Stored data
+ + + + +

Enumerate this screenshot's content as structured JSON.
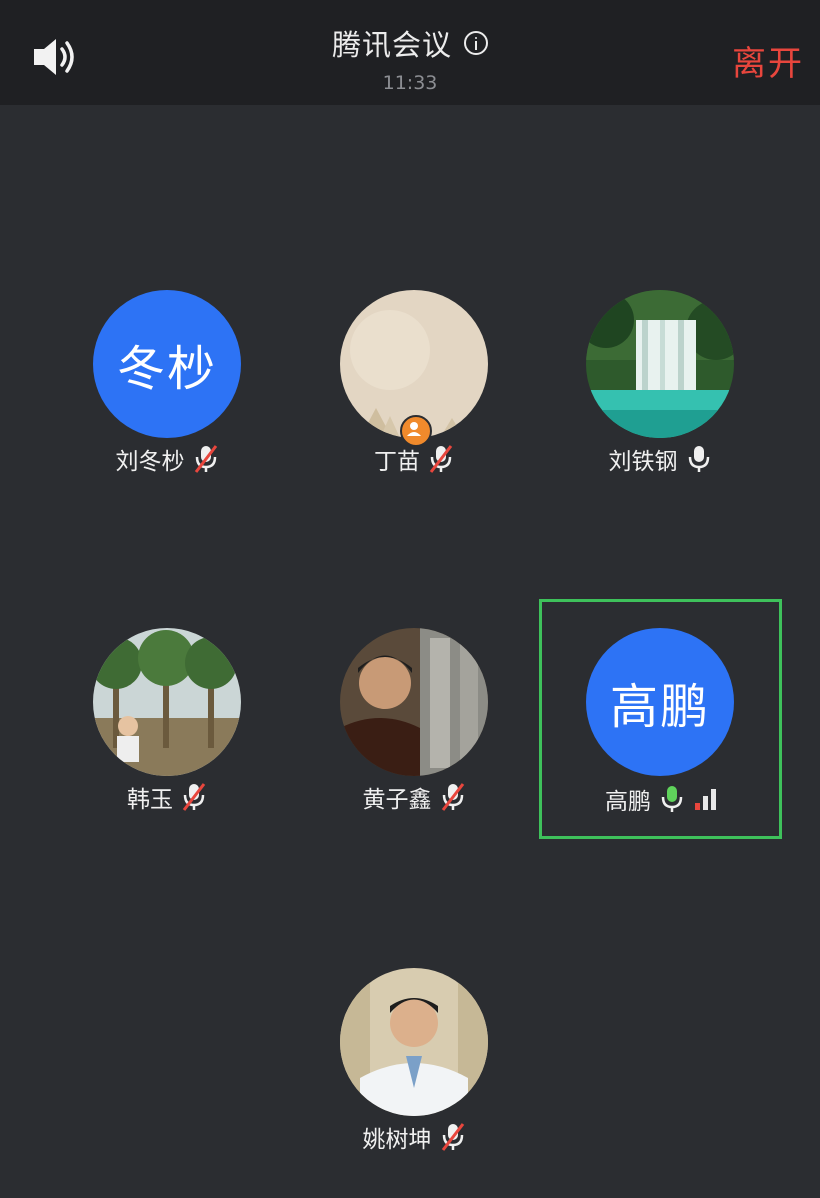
{
  "header": {
    "title": "腾讯会议",
    "time": "11:33",
    "leave_label": "离开",
    "speaker_icon": "speaker-icon",
    "info_icon": "info-icon"
  },
  "participants": [
    {
      "name": "刘冬杪",
      "avatar_text": "冬杪",
      "mic": "muted"
    },
    {
      "name": "丁苗",
      "avatar_text": "",
      "mic": "muted"
    },
    {
      "name": "刘铁钢",
      "avatar_text": "",
      "mic": "on"
    },
    {
      "name": "韩玉",
      "avatar_text": "",
      "mic": "muted"
    },
    {
      "name": "黄子鑫",
      "avatar_text": "",
      "mic": "muted"
    },
    {
      "name": "高鹏",
      "avatar_text": "高鹏",
      "mic": "speaking"
    },
    {
      "name": "姚树坤",
      "avatar_text": "",
      "mic": "muted"
    }
  ],
  "colors": {
    "background": "#2b2d31",
    "topbar": "#1f2023",
    "leave": "#e8463d",
    "avatar_blue": "#2d73f5",
    "active_border": "#3ec15b",
    "mic_muted_slash": "#e8463d",
    "mic_speaking": "#5fd35b"
  }
}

+ + + + +

§ **Work to do**: Gather each line of the listing that holds the string "name".

§ **Written response**:
      "name": "刘冬杪",
      "name": "丁苗",
      "name": "刘铁钢",
      "name": "韩玉",
      "name": "黄子鑫",
      "name": "高鹏",
      "name": "姚树坤",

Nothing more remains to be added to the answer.